Data extracted from a collection:
------------------------------------------------------------------------

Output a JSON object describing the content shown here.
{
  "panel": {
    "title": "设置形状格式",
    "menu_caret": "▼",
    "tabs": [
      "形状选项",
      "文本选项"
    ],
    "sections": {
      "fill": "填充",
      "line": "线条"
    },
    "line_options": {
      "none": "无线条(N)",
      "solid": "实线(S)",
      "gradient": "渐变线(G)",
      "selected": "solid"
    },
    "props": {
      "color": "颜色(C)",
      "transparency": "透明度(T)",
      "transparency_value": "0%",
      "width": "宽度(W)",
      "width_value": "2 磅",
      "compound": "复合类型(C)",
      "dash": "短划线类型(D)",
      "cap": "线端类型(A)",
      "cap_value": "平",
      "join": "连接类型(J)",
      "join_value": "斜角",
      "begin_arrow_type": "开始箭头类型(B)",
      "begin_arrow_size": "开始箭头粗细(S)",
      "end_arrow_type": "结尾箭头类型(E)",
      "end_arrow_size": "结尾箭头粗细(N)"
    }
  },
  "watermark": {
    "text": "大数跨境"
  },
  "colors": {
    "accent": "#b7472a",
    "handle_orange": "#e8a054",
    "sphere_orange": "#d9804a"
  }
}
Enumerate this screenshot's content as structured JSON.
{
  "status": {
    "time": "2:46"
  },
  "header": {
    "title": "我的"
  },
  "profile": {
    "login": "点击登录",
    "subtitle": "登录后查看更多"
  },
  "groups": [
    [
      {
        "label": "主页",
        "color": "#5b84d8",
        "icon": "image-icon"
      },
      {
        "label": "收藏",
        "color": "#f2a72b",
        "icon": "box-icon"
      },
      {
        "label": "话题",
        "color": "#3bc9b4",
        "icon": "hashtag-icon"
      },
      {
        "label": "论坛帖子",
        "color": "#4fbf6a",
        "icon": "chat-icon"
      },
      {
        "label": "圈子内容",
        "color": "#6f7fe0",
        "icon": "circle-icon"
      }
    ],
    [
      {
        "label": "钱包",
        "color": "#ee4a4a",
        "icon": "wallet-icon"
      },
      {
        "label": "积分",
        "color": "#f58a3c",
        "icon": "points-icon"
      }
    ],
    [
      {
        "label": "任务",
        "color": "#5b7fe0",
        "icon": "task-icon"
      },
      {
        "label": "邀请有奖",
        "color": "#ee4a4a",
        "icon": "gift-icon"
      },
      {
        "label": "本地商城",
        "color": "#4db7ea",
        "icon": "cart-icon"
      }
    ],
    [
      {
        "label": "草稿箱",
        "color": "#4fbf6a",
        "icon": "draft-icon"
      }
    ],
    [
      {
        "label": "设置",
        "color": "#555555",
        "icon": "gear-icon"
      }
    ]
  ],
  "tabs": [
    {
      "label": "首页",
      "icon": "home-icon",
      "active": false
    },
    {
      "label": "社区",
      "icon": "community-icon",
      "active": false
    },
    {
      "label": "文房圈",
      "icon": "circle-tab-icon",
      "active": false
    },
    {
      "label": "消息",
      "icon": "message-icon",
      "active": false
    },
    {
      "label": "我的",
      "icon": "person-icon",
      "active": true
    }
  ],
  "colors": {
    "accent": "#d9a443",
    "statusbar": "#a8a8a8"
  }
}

------------------------------------------------------------------------

### Stated problem:
Copy each line of the listing that contains the string "circle".

### Solution to the problem:
        "icon": "circle-icon"
      "icon": "circle-tab-icon",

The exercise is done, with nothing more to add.